EXERCISE OBJECTIVE. Could you write out every entry exactly as it stands?
===============
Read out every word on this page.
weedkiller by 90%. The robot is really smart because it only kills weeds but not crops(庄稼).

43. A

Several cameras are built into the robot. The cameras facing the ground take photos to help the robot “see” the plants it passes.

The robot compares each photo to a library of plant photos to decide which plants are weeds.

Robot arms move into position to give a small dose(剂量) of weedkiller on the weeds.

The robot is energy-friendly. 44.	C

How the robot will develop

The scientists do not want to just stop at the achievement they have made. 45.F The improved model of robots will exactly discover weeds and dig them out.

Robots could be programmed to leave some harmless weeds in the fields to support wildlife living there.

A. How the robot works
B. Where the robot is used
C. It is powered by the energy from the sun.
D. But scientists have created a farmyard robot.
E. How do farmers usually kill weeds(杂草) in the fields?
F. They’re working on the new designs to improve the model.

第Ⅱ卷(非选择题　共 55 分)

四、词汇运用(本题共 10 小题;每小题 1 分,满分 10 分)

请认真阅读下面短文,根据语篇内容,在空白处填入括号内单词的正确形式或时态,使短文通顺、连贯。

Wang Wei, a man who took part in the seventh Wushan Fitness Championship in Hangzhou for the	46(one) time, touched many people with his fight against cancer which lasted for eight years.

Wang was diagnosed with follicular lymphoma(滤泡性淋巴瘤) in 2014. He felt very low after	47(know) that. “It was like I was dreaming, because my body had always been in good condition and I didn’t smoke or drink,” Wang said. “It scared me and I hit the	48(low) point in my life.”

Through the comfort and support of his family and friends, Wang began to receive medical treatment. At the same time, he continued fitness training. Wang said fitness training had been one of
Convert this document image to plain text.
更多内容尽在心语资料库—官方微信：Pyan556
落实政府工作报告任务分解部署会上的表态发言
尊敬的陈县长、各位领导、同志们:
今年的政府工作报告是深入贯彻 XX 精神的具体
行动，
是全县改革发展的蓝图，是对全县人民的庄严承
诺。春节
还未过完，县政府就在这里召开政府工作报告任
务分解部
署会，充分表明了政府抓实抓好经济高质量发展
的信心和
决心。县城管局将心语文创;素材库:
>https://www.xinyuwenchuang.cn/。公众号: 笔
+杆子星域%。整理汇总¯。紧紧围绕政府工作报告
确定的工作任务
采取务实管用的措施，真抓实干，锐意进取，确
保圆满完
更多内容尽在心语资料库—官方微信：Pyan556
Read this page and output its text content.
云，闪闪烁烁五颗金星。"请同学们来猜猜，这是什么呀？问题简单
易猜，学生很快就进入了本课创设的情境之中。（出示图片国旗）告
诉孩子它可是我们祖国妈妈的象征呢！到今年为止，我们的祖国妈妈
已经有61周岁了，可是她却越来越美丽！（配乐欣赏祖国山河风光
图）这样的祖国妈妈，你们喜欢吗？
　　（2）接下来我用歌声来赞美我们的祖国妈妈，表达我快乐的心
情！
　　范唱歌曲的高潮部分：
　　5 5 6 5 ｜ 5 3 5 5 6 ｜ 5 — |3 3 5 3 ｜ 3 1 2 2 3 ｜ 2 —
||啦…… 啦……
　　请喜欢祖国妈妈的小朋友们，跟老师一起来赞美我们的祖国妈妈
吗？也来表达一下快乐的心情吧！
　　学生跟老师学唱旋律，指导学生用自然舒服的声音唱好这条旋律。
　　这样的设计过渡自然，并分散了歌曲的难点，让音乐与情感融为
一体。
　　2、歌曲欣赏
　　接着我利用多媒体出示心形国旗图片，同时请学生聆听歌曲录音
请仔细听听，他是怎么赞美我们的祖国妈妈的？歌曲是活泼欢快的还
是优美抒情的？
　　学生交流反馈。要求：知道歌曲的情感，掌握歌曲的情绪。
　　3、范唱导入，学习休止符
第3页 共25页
===============
ANSWER TO THE EXERCISE.
Read out every word on this page.
weedkiller by 90%. The robot is really smart because it only kills weeds but not crops(庄稼).

43. A

Several cameras are built into the robot. The cameras facing the ground take photos to help the robot “see” the plants it passes.

The robot compares each photo to a library of plant photos to decide which plants are weeds.

Robot arms move into position to give a small dose(剂量) of weedkiller on the weeds.

The robot is energy-friendly. 44.	C

How the robot will develop

The scientists do not want to just stop at the achievement they have made. 45.F The improved model of robots will exactly discover weeds and dig them out.

Robots could be programmed to leave some harmless weeds in the fields to support wildlife living there.

A. How the robot works
B. Where the robot is used
C. It is powered by the energy from the sun.
D. But scientists have created a farmyard robot.
E. How do farmers usually kill weeds(杂草) in the fields?
F. They’re working on the new designs to improve the model.

第Ⅱ卷(非选择题　共 55 分)

四、词汇运用(本题共 10 小题;每小题 1 分,满分 10 分)

请认真阅读下面短文,根据语篇内容,在空白处填入括号内单词的正确形式或时态,使短文通顺、连贯。

Wang Wei, a man who took part in the seventh Wushan Fitness Championship in Hangzhou for the	46(one) time, touched many people with his fight against cancer which lasted for eight years.

Wang was diagnosed with follicular lymphoma(滤泡性淋巴瘤) in 2014. He felt very low after	47(know) that. “It was like I was dreaming, because my body had always been in good condition and I didn’t smoke or drink,” Wang said. “It scared me and I hit the	48(low) point in my life.”

Through the comfort and support of his family and friends, Wang began to receive medical treatment. At the same time, he continued fitness training. Wang said fitness training had been one of
Convert this document image to plain text.
更多内容尽在心语资料库—官方微信：Pyan556
落实政府工作报告任务分解部署会上的表态发言
尊敬的陈县长、各位领导、同志们:
今年的政府工作报告是深入贯彻 XX 精神的具体
行动，
是全县改革发展的蓝图，是对全县人民的庄严承
诺。春节
还未过完，县政府就在这里召开政府工作报告任
务分解部
署会，充分表明了政府抓实抓好经济高质量发展
的信心和
决心。县城管局将心语文创;素材库:
>https://www.xinyuwenchuang.cn/。公众号: 笔
+杆子星域%。整理汇总¯。紧紧围绕政府工作报告
确定的工作任务
采取务实管用的措施，真抓实干，锐意进取，确
保圆满完
更多内容尽在心语资料库—官方微信：Pyan556
Read this page and output its text content.
云，闪闪烁烁五颗金星。"请同学们来猜猜，这是什么呀？问题简单
易猜，学生很快就进入了本课创设的情境之中。（出示图片国旗）告
诉孩子它可是我们祖国妈妈的象征呢！到今年为止，我们的祖国妈妈
已经有61周岁了，可是她却越来越美丽！（配乐欣赏祖国山河风光
图）这样的祖国妈妈，你们喜欢吗？
　　（2）接下来我用歌声来赞美我们的祖国妈妈，表达我快乐的心
情！
　　范唱歌曲的高潮部分：
　　5 5 6 5 ｜ 5 3 5 5 6 ｜ 5 — |3 3 5 3 ｜ 3 1 2 2 3 ｜ 2 —
||啦…… 啦……
　　请喜欢祖国妈妈的小朋友们，跟老师一起来赞美我们的祖国妈妈
吗？也来表达一下快乐的心情吧！
　　学生跟老师学唱旋律，指导学生用自然舒服的声音唱好这条旋律。
　　这样的设计过渡自然，并分散了歌曲的难点，让音乐与情感融为
一体。
　　2、歌曲欣赏
　　接着我利用多媒体出示心形国旗图片，同时请学生聆听歌曲录音
请仔细听听，他是怎么赞美我们的祖国妈妈的？歌曲是活泼欢快的还
是优美抒情的？
　　学生交流反馈。要求：知道歌曲的情感，掌握歌曲的情绪。
　　3、范唱导入，学习休止符
第3页 共25页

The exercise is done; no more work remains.